■ **REQUIREMENT**: The records that follow are to be repeated without alteration.

■ **DATA LINES**:
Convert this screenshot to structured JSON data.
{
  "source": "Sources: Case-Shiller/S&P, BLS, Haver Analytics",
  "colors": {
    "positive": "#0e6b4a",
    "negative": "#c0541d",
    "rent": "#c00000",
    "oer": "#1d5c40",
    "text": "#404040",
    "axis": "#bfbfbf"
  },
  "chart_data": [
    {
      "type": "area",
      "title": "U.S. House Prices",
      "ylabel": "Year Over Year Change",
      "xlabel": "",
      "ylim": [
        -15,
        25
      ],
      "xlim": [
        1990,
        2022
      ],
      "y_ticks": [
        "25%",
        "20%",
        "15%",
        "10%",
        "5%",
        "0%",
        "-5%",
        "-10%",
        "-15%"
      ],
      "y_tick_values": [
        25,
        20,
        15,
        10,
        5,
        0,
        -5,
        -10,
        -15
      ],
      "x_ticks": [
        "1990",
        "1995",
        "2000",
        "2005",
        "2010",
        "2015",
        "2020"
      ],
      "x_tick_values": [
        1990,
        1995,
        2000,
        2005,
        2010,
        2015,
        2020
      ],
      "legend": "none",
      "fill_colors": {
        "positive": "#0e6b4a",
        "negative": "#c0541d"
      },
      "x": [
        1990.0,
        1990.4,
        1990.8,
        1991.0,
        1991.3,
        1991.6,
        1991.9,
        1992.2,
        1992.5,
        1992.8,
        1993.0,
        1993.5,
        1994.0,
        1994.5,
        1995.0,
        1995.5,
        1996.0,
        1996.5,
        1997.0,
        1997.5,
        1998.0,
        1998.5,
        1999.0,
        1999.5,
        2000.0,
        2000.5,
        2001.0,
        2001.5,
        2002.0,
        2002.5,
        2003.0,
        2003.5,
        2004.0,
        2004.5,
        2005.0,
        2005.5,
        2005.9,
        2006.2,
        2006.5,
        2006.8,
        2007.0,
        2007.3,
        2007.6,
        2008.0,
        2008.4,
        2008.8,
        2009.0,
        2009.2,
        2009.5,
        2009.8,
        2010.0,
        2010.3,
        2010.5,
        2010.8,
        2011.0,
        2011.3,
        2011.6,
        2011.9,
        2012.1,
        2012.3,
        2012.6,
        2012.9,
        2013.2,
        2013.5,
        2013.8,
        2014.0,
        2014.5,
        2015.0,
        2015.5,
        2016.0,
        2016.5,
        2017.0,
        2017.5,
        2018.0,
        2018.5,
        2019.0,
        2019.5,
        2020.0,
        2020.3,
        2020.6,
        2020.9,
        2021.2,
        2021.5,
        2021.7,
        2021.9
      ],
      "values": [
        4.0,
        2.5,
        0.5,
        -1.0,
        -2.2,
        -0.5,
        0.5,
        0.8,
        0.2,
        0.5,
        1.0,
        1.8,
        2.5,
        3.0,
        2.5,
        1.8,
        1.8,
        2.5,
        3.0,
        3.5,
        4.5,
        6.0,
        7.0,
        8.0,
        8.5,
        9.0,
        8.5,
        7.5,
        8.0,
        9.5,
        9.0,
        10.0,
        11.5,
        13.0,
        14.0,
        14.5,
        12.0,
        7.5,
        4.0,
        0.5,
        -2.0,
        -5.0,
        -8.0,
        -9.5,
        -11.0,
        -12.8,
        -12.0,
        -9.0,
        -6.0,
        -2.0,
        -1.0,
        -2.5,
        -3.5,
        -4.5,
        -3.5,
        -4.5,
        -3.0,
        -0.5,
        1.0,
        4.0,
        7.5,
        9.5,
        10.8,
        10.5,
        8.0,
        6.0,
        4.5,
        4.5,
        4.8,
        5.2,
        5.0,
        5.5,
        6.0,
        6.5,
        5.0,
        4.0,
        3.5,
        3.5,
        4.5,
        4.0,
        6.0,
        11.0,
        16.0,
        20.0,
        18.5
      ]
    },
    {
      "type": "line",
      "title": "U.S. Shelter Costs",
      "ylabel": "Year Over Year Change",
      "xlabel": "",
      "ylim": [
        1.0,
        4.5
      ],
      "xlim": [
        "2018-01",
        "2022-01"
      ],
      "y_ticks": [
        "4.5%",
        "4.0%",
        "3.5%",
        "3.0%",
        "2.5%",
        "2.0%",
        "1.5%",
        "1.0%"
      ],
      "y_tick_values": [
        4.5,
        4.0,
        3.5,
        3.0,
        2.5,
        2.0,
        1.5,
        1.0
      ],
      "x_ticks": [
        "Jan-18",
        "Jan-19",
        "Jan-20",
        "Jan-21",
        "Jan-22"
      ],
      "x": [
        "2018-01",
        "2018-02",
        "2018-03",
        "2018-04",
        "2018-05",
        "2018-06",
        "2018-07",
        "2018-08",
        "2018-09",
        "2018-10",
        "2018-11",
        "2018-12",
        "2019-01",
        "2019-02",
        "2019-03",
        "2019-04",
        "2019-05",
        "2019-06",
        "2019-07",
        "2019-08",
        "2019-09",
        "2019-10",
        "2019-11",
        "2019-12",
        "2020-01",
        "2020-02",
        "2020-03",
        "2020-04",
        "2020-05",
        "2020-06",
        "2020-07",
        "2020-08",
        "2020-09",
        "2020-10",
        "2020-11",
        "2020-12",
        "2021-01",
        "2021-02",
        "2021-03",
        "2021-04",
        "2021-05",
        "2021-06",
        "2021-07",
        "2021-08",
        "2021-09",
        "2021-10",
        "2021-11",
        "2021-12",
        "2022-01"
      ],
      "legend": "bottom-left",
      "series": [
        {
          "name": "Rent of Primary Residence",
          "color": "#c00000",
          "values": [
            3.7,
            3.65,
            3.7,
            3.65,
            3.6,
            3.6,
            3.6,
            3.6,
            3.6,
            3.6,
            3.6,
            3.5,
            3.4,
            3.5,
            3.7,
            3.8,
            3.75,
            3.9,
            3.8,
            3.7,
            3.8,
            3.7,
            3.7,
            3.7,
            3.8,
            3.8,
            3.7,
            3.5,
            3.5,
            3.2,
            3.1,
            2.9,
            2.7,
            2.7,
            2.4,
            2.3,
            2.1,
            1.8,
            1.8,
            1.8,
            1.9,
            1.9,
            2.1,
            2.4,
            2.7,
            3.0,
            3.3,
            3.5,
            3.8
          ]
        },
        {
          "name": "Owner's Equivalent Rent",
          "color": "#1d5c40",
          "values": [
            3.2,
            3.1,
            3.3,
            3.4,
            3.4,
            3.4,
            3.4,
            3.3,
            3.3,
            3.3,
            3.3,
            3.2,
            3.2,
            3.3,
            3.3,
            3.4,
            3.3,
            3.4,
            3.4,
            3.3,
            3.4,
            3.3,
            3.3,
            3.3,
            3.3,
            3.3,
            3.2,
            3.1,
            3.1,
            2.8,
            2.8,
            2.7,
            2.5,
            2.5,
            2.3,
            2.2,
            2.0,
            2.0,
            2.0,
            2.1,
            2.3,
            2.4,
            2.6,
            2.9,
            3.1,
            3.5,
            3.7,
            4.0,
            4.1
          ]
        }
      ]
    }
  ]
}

■ **SOLUTION**:
Convert this screenshot to structured JSON data.
{
  "source": "Sources: Case-Shiller/S&P, BLS, Haver Analytics",
  "colors": {
    "positive": "#0e6b4a",
    "negative": "#c0541d",
    "rent": "#c00000",
    "oer": "#1d5c40",
    "text": "#404040",
    "axis": "#bfbfbf"
  },
  "chart_data": [
    {
      "type": "area",
      "title": "U.S. House Prices",
      "ylabel": "Year Over Year Change",
      "xlabel": "",
      "ylim": [
        -15,
        25
      ],
      "xlim": [
        1990,
        2022
      ],
      "y_ticks": [
        "25%",
        "20%",
        "15%",
        "10%",
        "5%",
        "0%",
        "-5%",
        "-10%",
        "-15%"
      ],
      "y_tick_values": [
        25,
        20,
        15,
        10,
        5,
        0,
        -5,
        -10,
        -15
      ],
      "x_ticks": [
        "1990",
        "1995",
        "2000",
        "2005",
        "2010",
        "2015",
        "2020"
      ],
      "x_tick_values": [
        1990,
        1995,
        2000,
        2005,
        2010,
        2015,
        2020
      ],
      "legend": "none",
      "fill_colors": {
        "positive": "#0e6b4a",
        "negative": "#c0541d"
      },
      "x": [
        1990.0,
        1990.4,
        1990.8,
        1991.0,
        1991.3,
        1991.6,
        1991.9,
        1992.2,
        1992.5,
        1992.8,
        1993.0,
        1993.5,
        1994.0,
        1994.5,
        1995.0,
        1995.5,
        1996.0,
        1996.5,
        1997.0,
        1997.5,
        1998.0,
        1998.5,
        1999.0,
        1999.5,
        2000.0,
        2000.5,
        2001.0,
        2001.5,
        2002.0,
        2002.5,
        2003.0,
        2003.5,
        2004.0,
        2004.5,
        2005.0,
        2005.5,
        2005.9,
        2006.2,
        2006.5,
        2006.8,
        2007.0,
        2007.3,
        2007.6,
        2008.0,
        2008.4,
        2008.8,
        2009.0,
        2009.2,
        2009.5,
        2009.8,
        2010.0,
        2010.3,
        2010.5,
        2010.8,
        2011.0,
        2011.3,
        2011.6,
        2011.9,
        2012.1,
        2012.3,
        2012.6,
        2012.9,
        2013.2,
        2013.5,
        2013.8,
        2014.0,
        2014.5,
        2015.0,
        2015.5,
        2016.0,
        2016.5,
        2017.0,
        2017.5,
        2018.0,
        2018.5,
        2019.0,
        2019.5,
        2020.0,
        2020.3,
        2020.6,
        2020.9,
        2021.2,
        2021.5,
        2021.7,
        2021.9
      ],
      "values": [
        4.0,
        2.5,
        0.5,
        -1.0,
        -2.2,
        -0.5,
        0.5,
        0.8,
        0.2,
        0.5,
        1.0,
        1.8,
        2.5,
        3.0,
        2.5,
        1.8,
        1.8,
        2.5,
        3.0,
        3.5,
        4.5,
        6.0,
        7.0,
        8.0,
        8.5,
        9.0,
        8.5,
        7.5,
        8.0,
        9.5,
        9.0,
        10.0,
        11.5,
        13.0,
        14.0,
        14.5,
        12.0,
        7.5,
        4.0,
        0.5,
        -2.0,
        -5.0,
        -8.0,
        -9.5,
        -11.0,
        -12.8,
        -12.0,
        -9.0,
        -6.0,
        -2.0,
        -1.0,
        -2.5,
        -3.5,
        -4.5,
        -3.5,
        -4.5,
        -3.0,
        -0.5,
        1.0,
        4.0,
        7.5,
        9.5,
        10.8,
        10.5,
        8.0,
        6.0,
        4.5,
        4.5,
        4.8,
        5.2,
        5.0,
        5.5,
        6.0,
        6.5,
        5.0,
        4.0,
        3.5,
        3.5,
        4.5,
        4.0,
        6.0,
        11.0,
        16.0,
        20.0,
        18.5
      ]
    },
    {
      "type": "line",
      "title": "U.S. Shelter Costs",
      "ylabel": "Year Over Year Change",
      "xlabel": "",
      "ylim": [
        1.0,
        4.5
      ],
      "xlim": [
        "2018-01",
        "2022-01"
      ],
      "y_ticks": [
        "4.5%",
        "4.0%",
        "3.5%",
        "3.0%",
        "2.5%",
        "2.0%",
        "1.5%",
        "1.0%"
      ],
      "y_tick_values": [
        4.5,
        4.0,
        3.5,
        3.0,
        2.5,
        2.0,
        1.5,
        1.0
      ],
      "x_ticks": [
        "Jan-18",
        "Jan-19",
        "Jan-20",
        "Jan-21",
        "Jan-22"
      ],
      "x": [
        "2018-01",
        "2018-02",
        "2018-03",
        "2018-04",
        "2018-05",
        "2018-06",
        "2018-07",
        "2018-08",
        "2018-09",
        "2018-10",
        "2018-11",
        "2018-12",
        "2019-01",
        "2019-02",
        "2019-03",
        "2019-04",
        "2019-05",
        "2019-06",
        "2019-07",
        "2019-08",
        "2019-09",
        "2019-10",
        "2019-11",
        "2019-12",
        "2020-01",
        "2020-02",
        "2020-03",
        "2020-04",
        "2020-05",
        "2020-06",
        "2020-07",
        "2020-08",
        "2020-09",
        "2020-10",
        "2020-11",
        "2020-12",
        "2021-01",
        "2021-02",
        "2021-03",
        "2021-04",
        "2021-05",
        "2021-06",
        "2021-07",
        "2021-08",
        "2021-09",
        "2021-10",
        "2021-11",
        "2021-12",
        "2022-01"
      ],
      "legend": "bottom-left",
      "series": [
        {
          "name": "Rent of Primary Residence",
          "color": "#c00000",
          "values": [
            3.7,
            3.65,
            3.7,
            3.65,
            3.6,
            3.6,
            3.6,
            3.6,
            3.6,
            3.6,
            3.6,
            3.5,
            3.4,
            3.5,
            3.7,
            3.8,
            3.75,
            3.9,
            3.8,
            3.7,
            3.8,
            3.7,
            3.7,
            3.7,
            3.8,
            3.8,
            3.7,
            3.5,
            3.5,
            3.2,
            3.1,
            2.9,
            2.7,
            2.7,
            2.4,
            2.3,
            2.1,
            1.8,
            1.8,
            1.8,
            1.9,
            1.9,
            2.1,
            2.4,
            2.7,
            3.0,
            3.3,
            3.5,
            3.8
          ]
        },
        {
          "name": "Owner's Equivalent Rent",
          "color": "#1d5c40",
          "values": [
            3.2,
            3.1,
            3.3,
            3.4,
            3.4,
            3.4,
            3.4,
            3.3,
            3.3,
            3.3,
            3.3,
            3.2,
            3.2,
            3.3,
            3.3,
            3.4,
            3.3,
            3.4,
            3.4,
            3.3,
            3.4,
            3.3,
            3.3,
            3.3,
            3.3,
            3.3,
            3.2,
            3.1,
            3.1,
            2.8,
            2.8,
            2.7,
            2.5,
            2.5,
            2.3,
            2.2,
            2.0,
            2.0,
            2.0,
            2.1,
            2.3,
            2.4,
            2.6,
            2.9,
            3.1,
            3.5,
            3.7,
            4.0,
            4.1
          ]
        }
      ]
    }
  ]
}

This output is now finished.